• Your objective: Copy out each line below that has the word "туры" in it.

• Extracted data:
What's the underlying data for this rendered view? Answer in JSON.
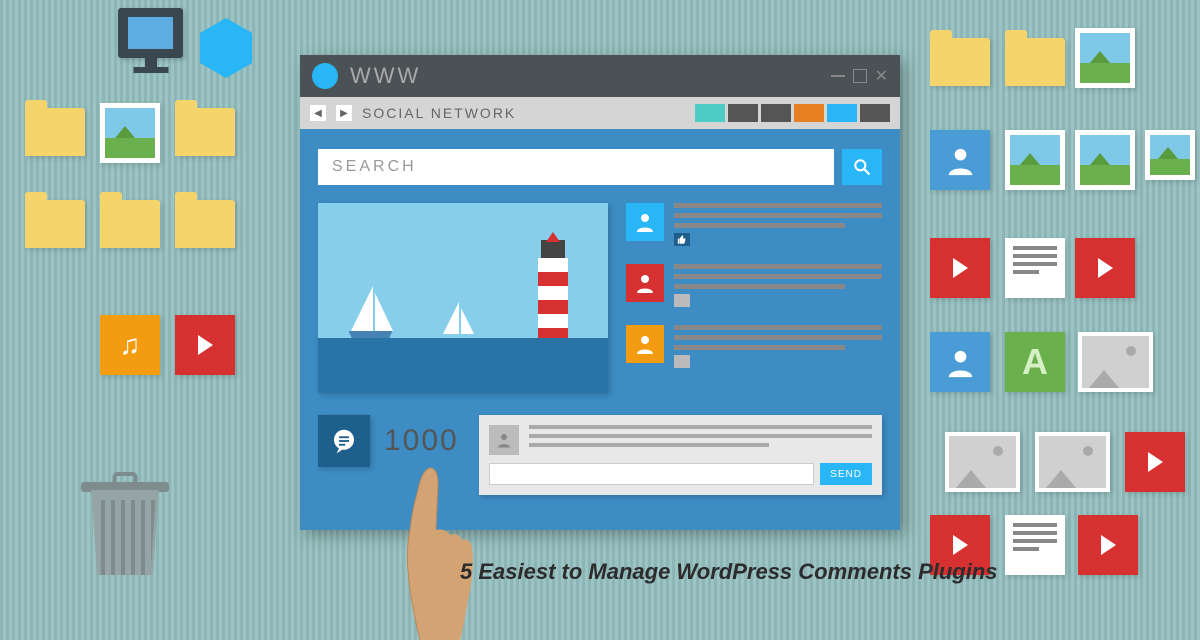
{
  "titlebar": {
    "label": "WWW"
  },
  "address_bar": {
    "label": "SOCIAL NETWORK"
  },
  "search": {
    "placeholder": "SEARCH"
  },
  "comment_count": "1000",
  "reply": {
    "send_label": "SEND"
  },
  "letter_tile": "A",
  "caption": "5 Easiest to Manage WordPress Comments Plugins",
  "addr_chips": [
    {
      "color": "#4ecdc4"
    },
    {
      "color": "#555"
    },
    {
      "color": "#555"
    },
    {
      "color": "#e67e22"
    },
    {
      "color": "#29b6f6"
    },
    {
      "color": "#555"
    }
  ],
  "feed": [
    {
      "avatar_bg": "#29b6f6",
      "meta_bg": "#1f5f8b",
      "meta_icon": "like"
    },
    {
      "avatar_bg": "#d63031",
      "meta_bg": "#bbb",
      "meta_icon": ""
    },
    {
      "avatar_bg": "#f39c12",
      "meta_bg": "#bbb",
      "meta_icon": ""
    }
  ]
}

==

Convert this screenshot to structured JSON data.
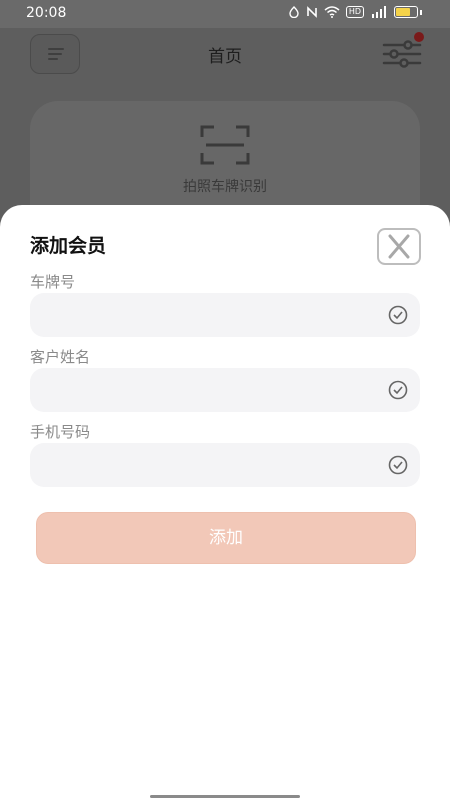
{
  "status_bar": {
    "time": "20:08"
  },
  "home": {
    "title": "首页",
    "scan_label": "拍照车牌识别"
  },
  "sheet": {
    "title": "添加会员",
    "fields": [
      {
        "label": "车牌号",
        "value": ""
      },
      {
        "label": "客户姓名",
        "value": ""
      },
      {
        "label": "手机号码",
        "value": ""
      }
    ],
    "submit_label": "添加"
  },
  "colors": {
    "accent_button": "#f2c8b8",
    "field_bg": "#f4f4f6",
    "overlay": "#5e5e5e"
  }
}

...

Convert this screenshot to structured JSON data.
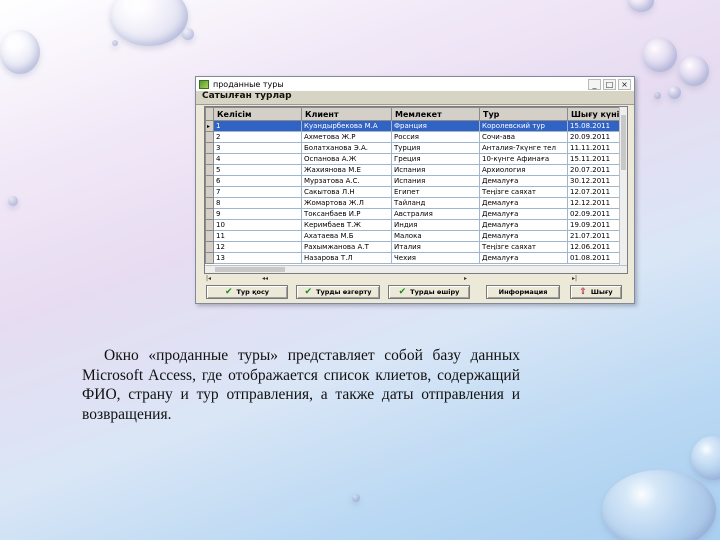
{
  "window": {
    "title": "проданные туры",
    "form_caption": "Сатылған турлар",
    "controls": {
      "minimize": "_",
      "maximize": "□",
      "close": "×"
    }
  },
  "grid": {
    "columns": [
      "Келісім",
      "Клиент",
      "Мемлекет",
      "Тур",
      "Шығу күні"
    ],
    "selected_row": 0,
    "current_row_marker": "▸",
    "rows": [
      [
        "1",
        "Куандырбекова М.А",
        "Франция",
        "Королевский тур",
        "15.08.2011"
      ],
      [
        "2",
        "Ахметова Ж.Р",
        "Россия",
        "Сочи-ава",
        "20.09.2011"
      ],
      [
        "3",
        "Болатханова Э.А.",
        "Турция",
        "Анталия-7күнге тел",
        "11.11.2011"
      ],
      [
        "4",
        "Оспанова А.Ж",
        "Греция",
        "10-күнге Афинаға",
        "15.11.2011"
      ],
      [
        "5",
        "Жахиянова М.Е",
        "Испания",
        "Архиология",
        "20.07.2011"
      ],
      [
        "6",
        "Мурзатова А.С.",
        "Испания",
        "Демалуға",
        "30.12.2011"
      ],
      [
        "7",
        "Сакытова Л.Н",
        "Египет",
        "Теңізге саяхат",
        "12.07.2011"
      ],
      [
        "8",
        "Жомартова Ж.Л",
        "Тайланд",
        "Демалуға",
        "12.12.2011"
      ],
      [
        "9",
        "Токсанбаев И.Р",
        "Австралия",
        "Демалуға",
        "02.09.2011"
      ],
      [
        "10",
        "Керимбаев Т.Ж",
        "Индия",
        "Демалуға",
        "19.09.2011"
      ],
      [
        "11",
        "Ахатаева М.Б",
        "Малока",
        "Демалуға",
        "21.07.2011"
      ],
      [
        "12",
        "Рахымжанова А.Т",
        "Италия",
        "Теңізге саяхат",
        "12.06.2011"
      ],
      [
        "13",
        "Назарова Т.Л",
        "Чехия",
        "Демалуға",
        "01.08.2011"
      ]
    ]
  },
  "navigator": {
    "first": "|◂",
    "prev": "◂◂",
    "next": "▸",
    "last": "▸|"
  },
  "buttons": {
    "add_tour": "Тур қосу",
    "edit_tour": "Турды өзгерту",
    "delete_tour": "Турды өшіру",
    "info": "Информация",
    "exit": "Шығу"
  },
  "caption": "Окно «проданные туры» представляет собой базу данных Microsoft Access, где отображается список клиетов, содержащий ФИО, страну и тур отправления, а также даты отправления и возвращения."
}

• The solution:
    "title": "проданные туры",
  "caption": "Окно «проданные туры» представляет собой базу данных Microsoft Access, где отображается список клиетов, содержащий ФИО, страну и тур отправления, а также даты отправления и возвращения."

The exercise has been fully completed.